Write out the listing exactly as it is given.

--------------------------------------------------

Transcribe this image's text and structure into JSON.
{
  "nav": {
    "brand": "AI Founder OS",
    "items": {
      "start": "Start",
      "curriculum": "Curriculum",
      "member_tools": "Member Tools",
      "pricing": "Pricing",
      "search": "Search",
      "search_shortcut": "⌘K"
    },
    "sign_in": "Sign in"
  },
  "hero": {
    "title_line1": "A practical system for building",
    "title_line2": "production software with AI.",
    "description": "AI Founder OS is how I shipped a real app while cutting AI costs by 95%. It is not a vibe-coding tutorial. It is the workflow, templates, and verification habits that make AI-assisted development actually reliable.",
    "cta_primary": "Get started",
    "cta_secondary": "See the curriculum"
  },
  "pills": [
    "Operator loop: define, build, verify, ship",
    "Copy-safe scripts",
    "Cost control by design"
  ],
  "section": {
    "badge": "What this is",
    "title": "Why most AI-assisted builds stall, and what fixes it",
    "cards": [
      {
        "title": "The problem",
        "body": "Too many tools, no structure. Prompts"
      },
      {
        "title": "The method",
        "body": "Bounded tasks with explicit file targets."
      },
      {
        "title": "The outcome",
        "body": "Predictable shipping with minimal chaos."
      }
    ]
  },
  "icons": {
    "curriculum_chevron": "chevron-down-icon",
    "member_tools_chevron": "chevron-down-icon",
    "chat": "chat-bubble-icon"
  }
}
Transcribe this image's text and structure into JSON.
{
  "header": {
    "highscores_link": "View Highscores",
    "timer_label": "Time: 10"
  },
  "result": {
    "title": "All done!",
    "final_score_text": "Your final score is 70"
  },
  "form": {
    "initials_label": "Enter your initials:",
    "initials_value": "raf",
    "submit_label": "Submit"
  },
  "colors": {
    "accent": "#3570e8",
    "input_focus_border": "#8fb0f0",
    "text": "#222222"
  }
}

--------------------------------------------------

Task output →
Transcribe this image's text and structure into JSON.
{
  "nav": {
    "brand": "AI Founder OS",
    "items": {
      "start": "Start",
      "curriculum": "Curriculum",
      "member_tools": "Member Tools",
      "pricing": "Pricing",
      "search": "Search",
      "search_shortcut": "⌘K"
    },
    "sign_in": "Sign in"
  },
  "hero": {
    "title_line1": "A practical system for building",
    "title_line2": "production software with AI.",
    "description": "AI Founder OS is how I shipped a real app while cutting AI costs by 95%. It is not a vibe-coding tutorial. It is the workflow, templates, and verification habits that make AI-assisted development actually reliable.",
    "cta_primary": "Get started",
    "cta_secondary": "See the curriculum"
  },
  "pills": [
    "Operator loop: define, build, verify, ship",
    "Copy-safe scripts",
    "Cost control by design"
  ],
  "section": {
    "badge": "What this is",
    "title": "Why most AI-assisted builds stall, and what fixes it",
    "cards": [
      {
        "title": "The problem",
        "body": "Too many tools, no structure. Prompts"
      },
      {
        "title": "The method",
        "body": "Bounded tasks with explicit file targets."
      },
      {
        "title": "The outcome",
        "body": "Predictable shipping with minimal chaos."
      }
    ]
  },
  "icons": {
    "curriculum_chevron": "chevron-down-icon",
    "member_tools_chevron": "chevron-down-icon",
    "chat": "chat-bubble-icon"
  }
}
Transcribe this image's text and structure into JSON.
{
  "header": {
    "highscores_link": "View Highscores",
    "timer_label": "Time: 10"
  },
  "result": {
    "title": "All done!",
    "final_score_text": "Your final score is 70"
  },
  "form": {
    "initials_label": "Enter your initials:",
    "initials_value": "raf",
    "submit_label": "Submit"
  },
  "colors": {
    "accent": "#3570e8",
    "input_focus_border": "#8fb0f0",
    "text": "#222222"
  }
}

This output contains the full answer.